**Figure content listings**
****************************************

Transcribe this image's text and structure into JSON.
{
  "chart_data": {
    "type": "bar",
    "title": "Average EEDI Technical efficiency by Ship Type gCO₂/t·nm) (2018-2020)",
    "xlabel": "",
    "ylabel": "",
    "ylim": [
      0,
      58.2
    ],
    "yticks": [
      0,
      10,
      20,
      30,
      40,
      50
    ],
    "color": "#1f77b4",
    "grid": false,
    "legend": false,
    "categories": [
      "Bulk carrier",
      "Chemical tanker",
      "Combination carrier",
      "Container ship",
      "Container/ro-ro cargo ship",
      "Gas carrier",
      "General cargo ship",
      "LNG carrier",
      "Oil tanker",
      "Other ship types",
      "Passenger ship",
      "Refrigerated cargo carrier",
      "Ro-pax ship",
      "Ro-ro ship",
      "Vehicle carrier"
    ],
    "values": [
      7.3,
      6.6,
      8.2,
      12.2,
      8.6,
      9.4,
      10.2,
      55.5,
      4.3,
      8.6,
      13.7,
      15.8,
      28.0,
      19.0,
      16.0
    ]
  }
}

****************************************

**Task requirements**
Write out every entry word for word.

**Result for this task**
Transcribe this image's text and structure into JSON.
{
  "chart_data": {
    "type": "bar",
    "title": "Average EEDI Technical efficiency by Ship Type gCO₂/t·nm) (2018-2020)",
    "xlabel": "",
    "ylabel": "",
    "ylim": [
      0,
      58.2
    ],
    "yticks": [
      0,
      10,
      20,
      30,
      40,
      50
    ],
    "color": "#1f77b4",
    "grid": false,
    "legend": false,
    "categories": [
      "Bulk carrier",
      "Chemical tanker",
      "Combination carrier",
      "Container ship",
      "Container/ro-ro cargo ship",
      "Gas carrier",
      "General cargo ship",
      "LNG carrier",
      "Oil tanker",
      "Other ship types",
      "Passenger ship",
      "Refrigerated cargo carrier",
      "Ro-pax ship",
      "Ro-ro ship",
      "Vehicle carrier"
    ],
    "values": [
      7.3,
      6.6,
      8.2,
      12.2,
      8.6,
      9.4,
      10.2,
      55.5,
      4.3,
      8.6,
      13.7,
      15.8,
      28.0,
      19.0,
      16.0
    ]
  }
}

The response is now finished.